** Begin **
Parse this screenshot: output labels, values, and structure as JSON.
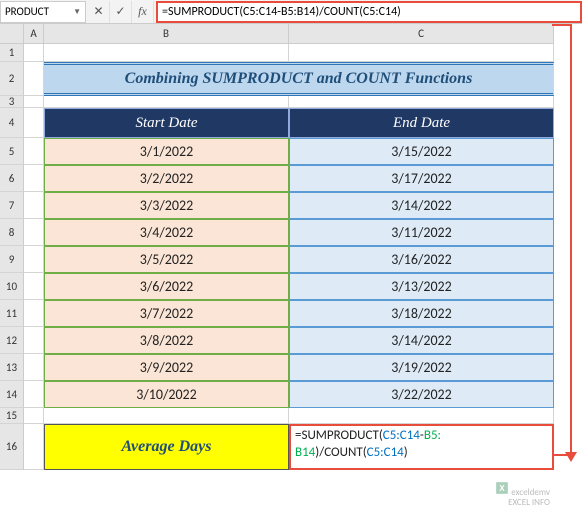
{
  "name_box": "PRODUCT",
  "formula_bar": "=SUMPRODUCT(C5:C14-B5:B14)/COUNT(C5:C14)",
  "columns": {
    "a": "A",
    "b": "B",
    "c": "C"
  },
  "rows": [
    "1",
    "2",
    "3",
    "4",
    "5",
    "6",
    "7",
    "8",
    "9",
    "10",
    "11",
    "12",
    "13",
    "14",
    "15",
    "16"
  ],
  "title": "Combining SUMPRODUCT and COUNT Functions",
  "headers": {
    "start": "Start  Date",
    "end": "End Date"
  },
  "data": [
    {
      "start": "3/1/2022",
      "end": "3/15/2022"
    },
    {
      "start": "3/2/2022",
      "end": "3/17/2022"
    },
    {
      "start": "3/3/2022",
      "end": "3/14/2022"
    },
    {
      "start": "3/4/2022",
      "end": "3/11/2022"
    },
    {
      "start": "3/5/2022",
      "end": "3/16/2022"
    },
    {
      "start": "3/6/2022",
      "end": "3/13/2022"
    },
    {
      "start": "3/7/2022",
      "end": "3/18/2022"
    },
    {
      "start": "3/8/2022",
      "end": "3/14/2022"
    },
    {
      "start": "3/9/2022",
      "end": "3/19/2022"
    },
    {
      "start": "3/10/2022",
      "end": "3/22/2022"
    }
  ],
  "avg_label": "Average Days",
  "cell_formula": {
    "p1": "=SUMPRODUCT(",
    "p2": "C5:C14",
    "p3": "-",
    "p4": "B5:",
    "p5": "B14",
    "p6": ")/COUNT(",
    "p7": "C5:C14",
    "p8": ")"
  },
  "watermark": {
    "l1": "exceldemv",
    "l2": "EXCEL INFO"
  }
}
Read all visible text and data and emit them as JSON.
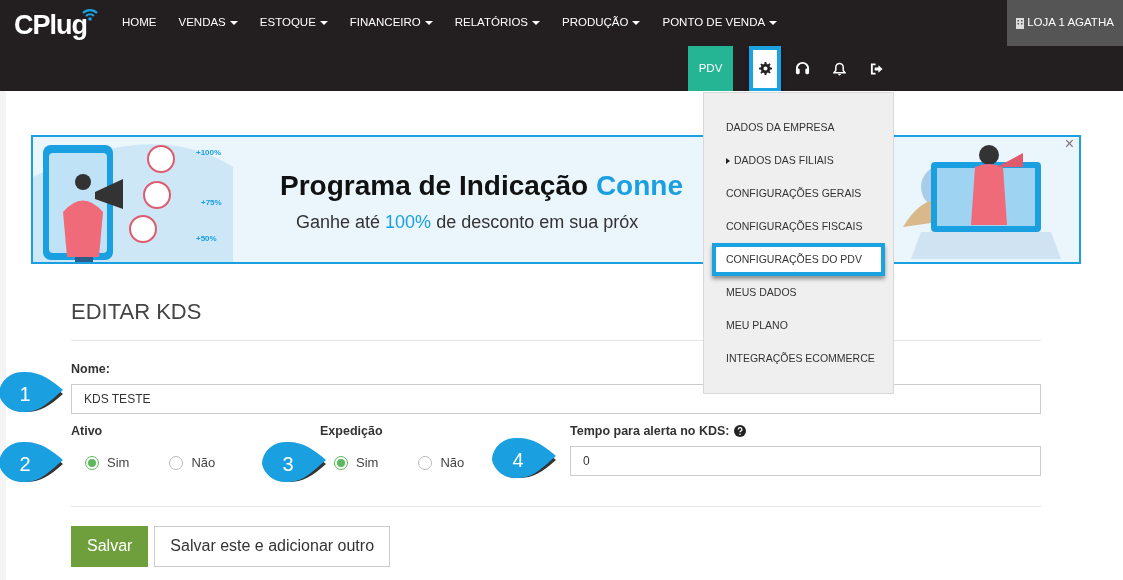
{
  "navbar": {
    "logo": "CPlug",
    "menu": [
      {
        "label": "HOME",
        "dropdown": false
      },
      {
        "label": "VENDAS",
        "dropdown": true
      },
      {
        "label": "ESTOQUE",
        "dropdown": true
      },
      {
        "label": "FINANCEIRO",
        "dropdown": true
      },
      {
        "label": "RELATÓRIOS",
        "dropdown": true
      },
      {
        "label": "PRODUÇÃO",
        "dropdown": true
      },
      {
        "label": "PONTO DE VENDA",
        "dropdown": true
      }
    ],
    "store": "LOJA 1 AGATHA",
    "toolbar": [
      {
        "kind": "text",
        "label": "PDV",
        "highlighted": false
      },
      {
        "kind": "gear",
        "highlighted": true
      },
      {
        "kind": "headset",
        "highlighted": false
      },
      {
        "kind": "bell",
        "highlighted": false
      },
      {
        "kind": "logout",
        "highlighted": false
      }
    ]
  },
  "settings_menu": [
    {
      "label": "DADOS DA EMPRESA",
      "submenu": false,
      "highlighted": false
    },
    {
      "label": "DADOS DAS FILIAIS",
      "submenu": true,
      "highlighted": false
    },
    {
      "label": "CONFIGURAÇÕES GERAIS",
      "submenu": false,
      "highlighted": false
    },
    {
      "label": "CONFIGURAÇÕES FISCAIS",
      "submenu": false,
      "highlighted": false
    },
    {
      "label": "CONFIGURAÇÕES DO PDV",
      "submenu": false,
      "highlighted": true
    },
    {
      "label": "MEUS DADOS",
      "submenu": false,
      "highlighted": false
    },
    {
      "label": "MEU PLANO",
      "submenu": false,
      "highlighted": false
    },
    {
      "label": "INTEGRAÇÕES ECOMMERCE",
      "submenu": false,
      "highlighted": false
    }
  ],
  "banner": {
    "title": "Programa de Indicação ",
    "title_accent": "Conne",
    "subtitle": "Ganhe até ",
    "subtitle_accent": "100%",
    "subtitle_rest": " de desconto em sua próx",
    "badges": [
      "+100%",
      "+75%",
      "+50%"
    ],
    "close": "×"
  },
  "form": {
    "title": "EDITAR KDS",
    "name": {
      "label": "Nome:",
      "value": "KDS TESTE",
      "callout": "1"
    },
    "groups": [
      {
        "kind": "radio",
        "label": "Ativo",
        "callout": "2",
        "options": [
          {
            "label": "Sim",
            "selected": true
          },
          {
            "label": "Não",
            "selected": false
          }
        ]
      },
      {
        "kind": "radio",
        "label": "Expedição",
        "callout": "3",
        "options": [
          {
            "label": "Sim",
            "selected": true
          },
          {
            "label": "Não",
            "selected": false
          }
        ]
      },
      {
        "kind": "input",
        "label": "Tempo para alerta no KDS:",
        "help": true,
        "value": "0",
        "callout": "4"
      }
    ],
    "buttons": [
      {
        "label": "Salvar",
        "primary": true
      },
      {
        "label": "Salvar este e adicionar outro",
        "primary": false
      }
    ]
  }
}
** End **
◆ Do this
Repeat the records word for word. Any picture in them should be left out.

◆ Finished exercise
Parse this screenshot: output labels, values, and structure as JSON.
{
  "name_box": "PRODUCT",
  "formula_bar": "=SUMPRODUCT(C5:C14-B5:B14)/COUNT(C5:C14)",
  "columns": {
    "a": "A",
    "b": "B",
    "c": "C"
  },
  "rows": [
    "1",
    "2",
    "3",
    "4",
    "5",
    "6",
    "7",
    "8",
    "9",
    "10",
    "11",
    "12",
    "13",
    "14",
    "15",
    "16"
  ],
  "title": "Combining SUMPRODUCT and COUNT Functions",
  "headers": {
    "start": "Start  Date",
    "end": "End Date"
  },
  "data": [
    {
      "start": "3/1/2022",
      "end": "3/15/2022"
    },
    {
      "start": "3/2/2022",
      "end": "3/17/2022"
    },
    {
      "start": "3/3/2022",
      "end": "3/14/2022"
    },
    {
      "start": "3/4/2022",
      "end": "3/11/2022"
    },
    {
      "start": "3/5/2022",
      "end": "3/16/2022"
    },
    {
      "start": "3/6/2022",
      "end": "3/13/2022"
    },
    {
      "start": "3/7/2022",
      "end": "3/18/2022"
    },
    {
      "start": "3/8/2022",
      "end": "3/14/2022"
    },
    {
      "start": "3/9/2022",
      "end": "3/19/2022"
    },
    {
      "start": "3/10/2022",
      "end": "3/22/2022"
    }
  ],
  "avg_label": "Average Days",
  "cell_formula": {
    "p1": "=SUMPRODUCT(",
    "p2": "C5:C14",
    "p3": "-",
    "p4": "B5:",
    "p5": "B14",
    "p6": ")/COUNT(",
    "p7": "C5:C14",
    "p8": ")"
  },
  "watermark": {
    "l1": "exceldemv",
    "l2": "EXCEL INFO"
  }
}
Read all visible text and data and emit them as JSON.
{
  "navbar": {
    "logo": "CPlug",
    "menu": [
      {
        "label": "HOME",
        "dropdown": false
      },
      {
        "label": "VENDAS",
        "dropdown": true
      },
      {
        "label": "ESTOQUE",
        "dropdown": true
      },
      {
        "label": "FINANCEIRO",
        "dropdown": true
      },
      {
        "label": "RELATÓRIOS",
        "dropdown": true
      },
      {
        "label": "PRODUÇÃO",
        "dropdown": true
      },
      {
        "label": "PONTO DE VENDA",
        "dropdown": true
      }
    ],
    "store": "LOJA 1 AGATHA",
    "toolbar": [
      {
        "kind": "text",
        "label": "PDV",
        "highlighted": false
      },
      {
        "kind": "gear",
        "highlighted": true
      },
      {
        "kind": "headset",
        "highlighted": false
      },
      {
        "kind": "bell",
        "highlighted": false
      },
      {
        "kind": "logout",
        "highlighted": false
      }
    ]
  },
  "settings_menu": [
    {
      "label": "DADOS DA EMPRESA",
      "submenu": false,
      "highlighted": false
    },
    {
      "label": "DADOS DAS FILIAIS",
      "submenu": true,
      "highlighted": false
    },
    {
      "label": "CONFIGURAÇÕES GERAIS",
      "submenu": false,
      "highlighted": false
    },
    {
      "label": "CONFIGURAÇÕES FISCAIS",
      "submenu": false,
      "highlighted": false
    },
    {
      "label": "CONFIGURAÇÕES DO PDV",
      "submenu": false,
      "highlighted": true
    },
    {
      "label": "MEUS DADOS",
      "submenu": false,
      "highlighted": false
    },
    {
      "label": "MEU PLANO",
      "submenu": false,
      "highlighted": false
    },
    {
      "label": "INTEGRAÇÕES ECOMMERCE",
      "submenu": false,
      "highlighted": false
    }
  ],
  "banner": {
    "title": "Programa de Indicação ",
    "title_accent": "Conne",
    "subtitle": "Ganhe até ",
    "subtitle_accent": "100%",
    "subtitle_rest": " de desconto em sua próx",
    "badges": [
      "+100%",
      "+75%",
      "+50%"
    ],
    "close": "×"
  },
  "form": {
    "title": "EDITAR KDS",
    "name": {
      "label": "Nome:",
      "value": "KDS TESTE",
      "callout": "1"
    },
    "groups": [
      {
        "kind": "radio",
        "label": "Ativo",
        "callout": "2",
        "options": [
          {
            "label": "Sim",
            "selected": true
          },
          {
            "label": "Não",
            "selected": false
          }
        ]
      },
      {
        "kind": "radio",
        "label": "Expedição",
        "callout": "3",
        "options": [
          {
            "label": "Sim",
            "selected": true
          },
          {
            "label": "Não",
            "selected": false
          }
        ]
      },
      {
        "kind": "input",
        "label": "Tempo para alerta no KDS:",
        "help": true,
        "value": "0",
        "callout": "4"
      }
    ],
    "buttons": [
      {
        "label": "Salvar",
        "primary": true
      },
      {
        "label": "Salvar este e adicionar outro",
        "primary": false
      }
    ]
  }
}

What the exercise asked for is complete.